━━━ STORED RECORDS ━━━
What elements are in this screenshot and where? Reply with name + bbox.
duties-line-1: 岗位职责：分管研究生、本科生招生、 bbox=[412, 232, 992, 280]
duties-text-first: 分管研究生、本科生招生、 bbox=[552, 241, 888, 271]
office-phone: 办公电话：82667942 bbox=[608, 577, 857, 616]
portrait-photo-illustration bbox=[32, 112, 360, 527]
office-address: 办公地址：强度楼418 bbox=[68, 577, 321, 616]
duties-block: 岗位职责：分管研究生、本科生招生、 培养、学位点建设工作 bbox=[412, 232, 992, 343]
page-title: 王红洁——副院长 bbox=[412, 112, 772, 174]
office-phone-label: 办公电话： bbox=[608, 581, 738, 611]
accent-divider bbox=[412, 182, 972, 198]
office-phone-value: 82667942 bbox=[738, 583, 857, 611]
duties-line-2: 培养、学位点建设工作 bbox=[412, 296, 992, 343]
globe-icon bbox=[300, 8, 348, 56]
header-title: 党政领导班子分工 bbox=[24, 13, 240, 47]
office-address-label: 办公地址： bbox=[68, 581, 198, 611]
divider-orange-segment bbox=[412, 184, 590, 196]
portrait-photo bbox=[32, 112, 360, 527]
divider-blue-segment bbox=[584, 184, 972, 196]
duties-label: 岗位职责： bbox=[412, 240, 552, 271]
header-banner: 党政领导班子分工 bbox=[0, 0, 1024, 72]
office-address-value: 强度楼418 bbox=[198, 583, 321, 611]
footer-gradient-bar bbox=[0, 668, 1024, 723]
━━━
TASK TO CARRY OUT
Reproduce the items verbatim, starting at the first line and stopping after the line that contains "office-phone-value: 82667942 bbox=[738, 583, 857, 611]".

RESPONSE TO THE TASK
What elements are in this screenshot and where? Reply with name + bbox.
duties-line-1: 岗位职责：分管研究生、本科生招生、 bbox=[412, 232, 992, 280]
duties-text-first: 分管研究生、本科生招生、 bbox=[552, 241, 888, 271]
office-phone: 办公电话：82667942 bbox=[608, 577, 857, 616]
portrait-photo-illustration bbox=[32, 112, 360, 527]
office-address: 办公地址：强度楼418 bbox=[68, 577, 321, 616]
duties-block: 岗位职责：分管研究生、本科生招生、 培养、学位点建设工作 bbox=[412, 232, 992, 343]
page-title: 王红洁——副院长 bbox=[412, 112, 772, 174]
office-phone-label: 办公电话： bbox=[608, 581, 738, 611]
accent-divider bbox=[412, 182, 972, 198]
office-phone-value: 82667942 bbox=[738, 583, 857, 611]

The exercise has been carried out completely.